Items listed in a dataset:
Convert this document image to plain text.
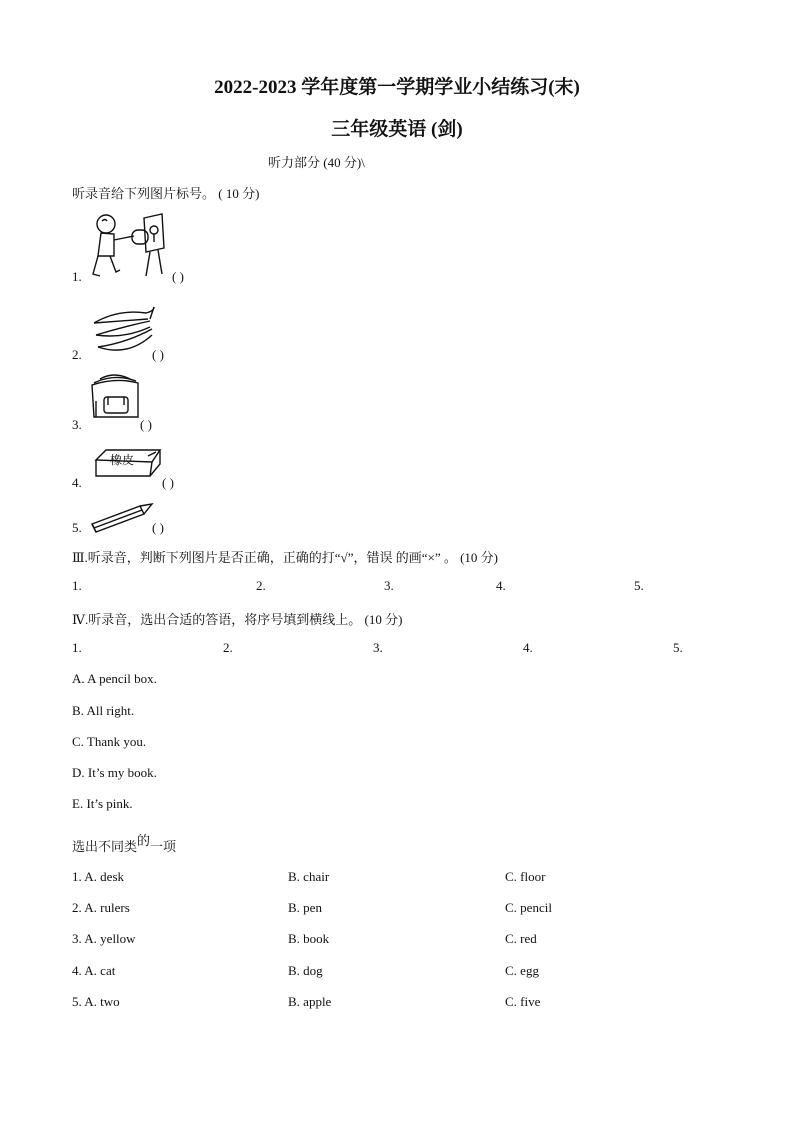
2022-2023 学年度第一学期学业小结练习(末)
三年级英语 (剑)
听力部分 (40 分)\
听录音给下列图片标号。 ( 10 分)
1.	( )
2.	( )
3.	( )
4.
橡皮
( )
5.	( )
Ⅲ.听录音，判断下列图片是否正确，正确的打“√”，错误 的画“×” 。 (10 分)
1.	2.	3.	4.	5.
Ⅳ.听录音，选出合适的答语，将序号填到横线上。 (10 分)
1.	2.	3.	4.	5.
A. A pencil box.
B. All right.
C. Thank you.
D. It’s my book.
E. It’s pink.
选出不同类的一项
1. A. desk	B. chair	C. floor
2. A. rulers	B. pen	C. pencil
3. A. yellow	B. book	C. red
4. A. cat	B. dog	C. egg
5. A. two	B. apple	C. five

§ STATED GOAL
State how many lines of the data include the word "pencil", with nothing else.

§ TASK OUTPUT
2